STATED TASK:
Pull out every line of the material below that contains the word "Reģionu", with uppercase and lowercase letters matching.

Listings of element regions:
──────

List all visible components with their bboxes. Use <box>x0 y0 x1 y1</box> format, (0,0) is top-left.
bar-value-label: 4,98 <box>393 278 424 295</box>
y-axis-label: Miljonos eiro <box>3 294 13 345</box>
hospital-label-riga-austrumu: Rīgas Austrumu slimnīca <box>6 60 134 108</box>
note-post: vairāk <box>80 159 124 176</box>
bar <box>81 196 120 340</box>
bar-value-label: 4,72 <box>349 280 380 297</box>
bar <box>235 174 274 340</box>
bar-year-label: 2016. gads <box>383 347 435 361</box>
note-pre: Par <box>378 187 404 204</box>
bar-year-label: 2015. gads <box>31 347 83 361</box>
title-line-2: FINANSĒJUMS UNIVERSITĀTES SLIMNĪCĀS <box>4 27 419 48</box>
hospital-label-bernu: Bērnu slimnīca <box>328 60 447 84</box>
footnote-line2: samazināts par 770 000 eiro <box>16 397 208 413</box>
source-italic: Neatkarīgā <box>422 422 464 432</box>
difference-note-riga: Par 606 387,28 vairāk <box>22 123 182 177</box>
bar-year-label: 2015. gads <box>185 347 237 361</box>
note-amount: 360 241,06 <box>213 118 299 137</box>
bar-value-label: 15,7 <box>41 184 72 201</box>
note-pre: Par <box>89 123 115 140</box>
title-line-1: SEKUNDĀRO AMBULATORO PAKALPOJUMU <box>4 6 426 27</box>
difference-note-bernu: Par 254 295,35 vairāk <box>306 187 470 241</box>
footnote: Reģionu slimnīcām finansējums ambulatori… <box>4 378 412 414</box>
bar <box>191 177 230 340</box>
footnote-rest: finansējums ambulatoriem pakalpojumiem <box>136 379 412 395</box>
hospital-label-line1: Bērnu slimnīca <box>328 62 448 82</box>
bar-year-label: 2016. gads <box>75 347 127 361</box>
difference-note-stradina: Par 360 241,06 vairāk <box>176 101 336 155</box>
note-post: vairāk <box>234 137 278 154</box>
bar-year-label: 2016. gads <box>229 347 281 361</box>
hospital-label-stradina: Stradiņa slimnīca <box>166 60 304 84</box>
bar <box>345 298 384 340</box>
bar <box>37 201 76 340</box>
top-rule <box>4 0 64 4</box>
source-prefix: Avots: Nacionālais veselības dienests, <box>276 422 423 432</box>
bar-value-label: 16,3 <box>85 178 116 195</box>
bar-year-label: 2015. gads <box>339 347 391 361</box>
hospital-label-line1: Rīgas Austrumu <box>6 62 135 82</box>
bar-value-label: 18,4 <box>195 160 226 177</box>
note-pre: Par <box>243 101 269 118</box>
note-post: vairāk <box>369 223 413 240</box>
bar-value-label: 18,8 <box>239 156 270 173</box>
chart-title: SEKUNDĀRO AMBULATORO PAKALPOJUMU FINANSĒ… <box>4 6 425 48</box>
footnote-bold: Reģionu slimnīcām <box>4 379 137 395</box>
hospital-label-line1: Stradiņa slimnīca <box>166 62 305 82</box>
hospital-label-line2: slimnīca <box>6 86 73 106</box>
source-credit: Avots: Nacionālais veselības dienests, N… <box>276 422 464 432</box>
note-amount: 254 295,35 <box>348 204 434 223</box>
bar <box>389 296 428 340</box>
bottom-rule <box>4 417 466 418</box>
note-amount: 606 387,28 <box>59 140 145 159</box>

──────

SOLVED PROBLEM:
footnote: Reģionu slimnīcām finansējums ambulatori… <box>4 378 412 414</box>
footnote-bold: Reģionu slimnīcām <box>4 379 137 395</box>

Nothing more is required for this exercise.